_Input rows:_
-*-*-
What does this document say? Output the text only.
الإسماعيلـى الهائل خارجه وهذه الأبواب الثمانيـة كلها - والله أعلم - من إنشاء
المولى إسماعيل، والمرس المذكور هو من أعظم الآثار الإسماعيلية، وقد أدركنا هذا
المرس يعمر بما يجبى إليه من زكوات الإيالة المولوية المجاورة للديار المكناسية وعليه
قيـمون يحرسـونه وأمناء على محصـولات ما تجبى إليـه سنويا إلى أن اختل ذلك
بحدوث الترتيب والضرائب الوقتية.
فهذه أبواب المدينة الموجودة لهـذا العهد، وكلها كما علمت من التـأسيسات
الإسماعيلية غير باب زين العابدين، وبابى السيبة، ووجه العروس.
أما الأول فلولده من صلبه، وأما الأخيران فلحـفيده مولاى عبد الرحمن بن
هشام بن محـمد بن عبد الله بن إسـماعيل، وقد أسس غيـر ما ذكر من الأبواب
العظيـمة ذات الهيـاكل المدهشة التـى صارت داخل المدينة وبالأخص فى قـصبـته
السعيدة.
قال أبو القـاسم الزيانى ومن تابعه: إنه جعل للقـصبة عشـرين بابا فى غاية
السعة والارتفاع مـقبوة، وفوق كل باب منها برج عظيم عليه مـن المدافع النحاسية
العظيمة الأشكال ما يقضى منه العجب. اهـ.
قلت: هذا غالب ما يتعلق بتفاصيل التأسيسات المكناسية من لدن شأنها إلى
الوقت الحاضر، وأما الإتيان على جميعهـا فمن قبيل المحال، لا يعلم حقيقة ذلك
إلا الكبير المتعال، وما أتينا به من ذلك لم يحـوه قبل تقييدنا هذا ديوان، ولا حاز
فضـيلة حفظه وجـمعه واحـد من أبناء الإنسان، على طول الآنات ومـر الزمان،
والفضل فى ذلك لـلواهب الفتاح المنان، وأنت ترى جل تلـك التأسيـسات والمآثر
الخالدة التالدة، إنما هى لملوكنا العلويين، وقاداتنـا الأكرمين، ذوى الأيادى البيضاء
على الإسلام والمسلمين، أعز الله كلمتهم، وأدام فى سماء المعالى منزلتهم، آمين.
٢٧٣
-*-*-
_Stated goal:_ Count the lines in the records above that contain the word "المدينة", and give only that number.

_Output below:_ 2